Stated task
Filter out everything except lines holding "screenshot".

Rows from a figure dataset
━━━━━━━━

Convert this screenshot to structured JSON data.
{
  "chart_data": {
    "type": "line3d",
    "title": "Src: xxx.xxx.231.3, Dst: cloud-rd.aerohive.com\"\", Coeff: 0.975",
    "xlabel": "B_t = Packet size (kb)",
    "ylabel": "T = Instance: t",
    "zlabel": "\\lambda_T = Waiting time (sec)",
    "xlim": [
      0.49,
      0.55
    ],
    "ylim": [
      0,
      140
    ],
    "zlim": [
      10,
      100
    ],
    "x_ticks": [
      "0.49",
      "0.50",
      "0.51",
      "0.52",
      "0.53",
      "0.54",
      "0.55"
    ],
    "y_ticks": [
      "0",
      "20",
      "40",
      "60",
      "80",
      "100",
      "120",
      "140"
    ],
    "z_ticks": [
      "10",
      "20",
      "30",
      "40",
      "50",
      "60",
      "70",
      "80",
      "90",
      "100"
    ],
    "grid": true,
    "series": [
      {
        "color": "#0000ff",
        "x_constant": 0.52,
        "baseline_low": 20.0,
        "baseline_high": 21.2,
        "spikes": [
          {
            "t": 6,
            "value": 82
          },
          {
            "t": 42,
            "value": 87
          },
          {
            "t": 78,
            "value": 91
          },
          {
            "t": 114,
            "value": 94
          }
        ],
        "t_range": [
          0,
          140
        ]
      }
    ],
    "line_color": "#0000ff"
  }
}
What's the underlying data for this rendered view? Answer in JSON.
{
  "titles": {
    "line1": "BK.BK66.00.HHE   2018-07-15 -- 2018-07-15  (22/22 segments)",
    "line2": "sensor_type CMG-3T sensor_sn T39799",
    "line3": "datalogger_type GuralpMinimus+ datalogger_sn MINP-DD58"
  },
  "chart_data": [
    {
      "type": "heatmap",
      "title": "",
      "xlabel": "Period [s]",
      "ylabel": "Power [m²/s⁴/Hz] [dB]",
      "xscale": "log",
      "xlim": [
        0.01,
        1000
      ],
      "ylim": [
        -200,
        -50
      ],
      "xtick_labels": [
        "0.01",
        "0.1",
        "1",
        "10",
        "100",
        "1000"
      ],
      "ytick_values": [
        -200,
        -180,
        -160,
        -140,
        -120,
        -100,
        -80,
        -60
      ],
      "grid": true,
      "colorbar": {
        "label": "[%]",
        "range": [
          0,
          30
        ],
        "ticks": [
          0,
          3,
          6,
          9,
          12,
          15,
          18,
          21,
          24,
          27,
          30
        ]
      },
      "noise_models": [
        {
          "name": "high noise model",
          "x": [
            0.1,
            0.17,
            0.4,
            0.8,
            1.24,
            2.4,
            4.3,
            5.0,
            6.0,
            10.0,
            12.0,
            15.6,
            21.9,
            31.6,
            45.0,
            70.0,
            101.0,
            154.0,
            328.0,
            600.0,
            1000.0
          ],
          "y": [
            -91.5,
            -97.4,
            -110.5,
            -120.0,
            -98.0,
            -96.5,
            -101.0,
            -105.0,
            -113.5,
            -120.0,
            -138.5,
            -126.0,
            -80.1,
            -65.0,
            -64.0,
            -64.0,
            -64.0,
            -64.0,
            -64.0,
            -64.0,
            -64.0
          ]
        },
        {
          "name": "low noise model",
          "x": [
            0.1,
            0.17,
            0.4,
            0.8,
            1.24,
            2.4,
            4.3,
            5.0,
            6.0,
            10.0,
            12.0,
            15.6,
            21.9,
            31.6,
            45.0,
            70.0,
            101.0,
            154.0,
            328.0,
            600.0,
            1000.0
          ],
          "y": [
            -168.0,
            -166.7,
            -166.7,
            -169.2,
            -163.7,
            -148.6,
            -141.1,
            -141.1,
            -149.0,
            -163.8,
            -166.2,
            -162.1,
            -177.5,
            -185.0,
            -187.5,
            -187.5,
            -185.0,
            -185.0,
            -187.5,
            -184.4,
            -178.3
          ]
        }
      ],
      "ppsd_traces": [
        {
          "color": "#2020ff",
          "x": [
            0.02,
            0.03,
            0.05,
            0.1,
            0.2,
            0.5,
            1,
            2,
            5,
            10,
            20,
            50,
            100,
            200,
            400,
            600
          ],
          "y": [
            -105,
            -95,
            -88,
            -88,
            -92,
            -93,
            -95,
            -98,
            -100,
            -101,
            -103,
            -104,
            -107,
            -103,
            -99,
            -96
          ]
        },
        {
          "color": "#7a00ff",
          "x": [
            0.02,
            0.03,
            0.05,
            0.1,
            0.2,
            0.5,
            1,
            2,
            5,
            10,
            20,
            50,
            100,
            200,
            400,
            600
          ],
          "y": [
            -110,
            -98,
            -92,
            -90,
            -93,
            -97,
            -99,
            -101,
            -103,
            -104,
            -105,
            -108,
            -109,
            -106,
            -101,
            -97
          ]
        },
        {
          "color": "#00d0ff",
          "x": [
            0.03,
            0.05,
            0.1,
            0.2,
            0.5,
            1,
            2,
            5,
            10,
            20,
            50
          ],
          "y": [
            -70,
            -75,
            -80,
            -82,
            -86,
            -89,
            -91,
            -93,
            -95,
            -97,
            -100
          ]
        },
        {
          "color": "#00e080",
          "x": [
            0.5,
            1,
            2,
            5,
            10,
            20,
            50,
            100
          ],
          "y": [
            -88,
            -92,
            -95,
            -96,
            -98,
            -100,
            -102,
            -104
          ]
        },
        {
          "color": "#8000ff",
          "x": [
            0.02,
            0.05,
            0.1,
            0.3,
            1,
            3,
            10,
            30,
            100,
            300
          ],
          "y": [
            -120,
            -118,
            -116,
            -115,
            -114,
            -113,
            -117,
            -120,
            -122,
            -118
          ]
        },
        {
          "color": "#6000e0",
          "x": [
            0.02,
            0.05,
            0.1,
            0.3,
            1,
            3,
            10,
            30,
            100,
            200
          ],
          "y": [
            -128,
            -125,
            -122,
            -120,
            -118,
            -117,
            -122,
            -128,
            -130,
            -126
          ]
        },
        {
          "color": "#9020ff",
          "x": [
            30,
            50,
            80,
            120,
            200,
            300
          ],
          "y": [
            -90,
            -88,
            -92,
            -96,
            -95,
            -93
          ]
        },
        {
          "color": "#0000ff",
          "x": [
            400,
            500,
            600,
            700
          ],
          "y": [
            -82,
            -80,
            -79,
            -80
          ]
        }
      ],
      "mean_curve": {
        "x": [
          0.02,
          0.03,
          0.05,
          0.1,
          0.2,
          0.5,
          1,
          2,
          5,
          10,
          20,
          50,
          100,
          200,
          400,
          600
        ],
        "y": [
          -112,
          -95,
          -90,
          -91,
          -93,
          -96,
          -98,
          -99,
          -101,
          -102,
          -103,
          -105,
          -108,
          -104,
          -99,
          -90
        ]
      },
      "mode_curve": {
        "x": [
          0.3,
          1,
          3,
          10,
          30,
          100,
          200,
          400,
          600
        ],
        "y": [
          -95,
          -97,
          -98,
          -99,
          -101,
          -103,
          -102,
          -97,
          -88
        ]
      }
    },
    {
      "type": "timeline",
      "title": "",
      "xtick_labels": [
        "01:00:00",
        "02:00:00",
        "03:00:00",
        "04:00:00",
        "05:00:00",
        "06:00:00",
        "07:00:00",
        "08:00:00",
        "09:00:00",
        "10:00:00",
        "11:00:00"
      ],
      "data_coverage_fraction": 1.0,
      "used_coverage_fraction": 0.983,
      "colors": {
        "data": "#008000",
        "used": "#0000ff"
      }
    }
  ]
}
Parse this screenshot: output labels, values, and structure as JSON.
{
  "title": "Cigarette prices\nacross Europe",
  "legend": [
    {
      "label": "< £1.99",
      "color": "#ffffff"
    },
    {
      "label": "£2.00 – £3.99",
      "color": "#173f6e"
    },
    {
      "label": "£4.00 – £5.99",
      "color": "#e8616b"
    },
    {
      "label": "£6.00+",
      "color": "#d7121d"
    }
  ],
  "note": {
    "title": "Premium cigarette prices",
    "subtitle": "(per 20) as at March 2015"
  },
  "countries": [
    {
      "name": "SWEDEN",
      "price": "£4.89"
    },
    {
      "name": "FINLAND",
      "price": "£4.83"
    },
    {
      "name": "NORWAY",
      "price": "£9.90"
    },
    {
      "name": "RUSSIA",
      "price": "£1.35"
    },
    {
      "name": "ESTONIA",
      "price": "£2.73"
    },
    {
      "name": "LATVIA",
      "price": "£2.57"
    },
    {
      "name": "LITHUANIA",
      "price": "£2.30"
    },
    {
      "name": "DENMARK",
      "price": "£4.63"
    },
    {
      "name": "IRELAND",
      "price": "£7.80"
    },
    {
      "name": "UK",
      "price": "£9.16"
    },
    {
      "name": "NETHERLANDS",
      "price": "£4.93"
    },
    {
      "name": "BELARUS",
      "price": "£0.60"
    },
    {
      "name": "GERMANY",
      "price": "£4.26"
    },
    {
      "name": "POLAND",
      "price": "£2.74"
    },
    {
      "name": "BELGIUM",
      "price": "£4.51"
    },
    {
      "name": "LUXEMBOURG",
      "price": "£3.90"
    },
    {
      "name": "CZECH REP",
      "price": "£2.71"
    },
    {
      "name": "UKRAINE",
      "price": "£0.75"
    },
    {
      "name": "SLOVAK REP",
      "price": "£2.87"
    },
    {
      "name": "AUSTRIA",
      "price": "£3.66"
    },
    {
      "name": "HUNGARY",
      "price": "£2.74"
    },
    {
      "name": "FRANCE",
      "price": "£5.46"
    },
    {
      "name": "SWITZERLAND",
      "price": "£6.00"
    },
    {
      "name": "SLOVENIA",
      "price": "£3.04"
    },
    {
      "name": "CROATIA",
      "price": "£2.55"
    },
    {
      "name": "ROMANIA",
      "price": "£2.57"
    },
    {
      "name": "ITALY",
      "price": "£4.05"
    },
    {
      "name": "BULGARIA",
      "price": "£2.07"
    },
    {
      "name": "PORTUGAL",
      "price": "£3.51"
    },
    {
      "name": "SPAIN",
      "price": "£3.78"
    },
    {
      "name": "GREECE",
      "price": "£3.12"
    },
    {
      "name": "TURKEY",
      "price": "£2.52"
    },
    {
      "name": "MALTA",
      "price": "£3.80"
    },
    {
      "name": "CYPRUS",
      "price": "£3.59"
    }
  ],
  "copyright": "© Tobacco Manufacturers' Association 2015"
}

━━━━━━━━

Written response
Convert this screenshot to structured JSON data.
Parse this screenshot: output labels, values, and structure as JSON.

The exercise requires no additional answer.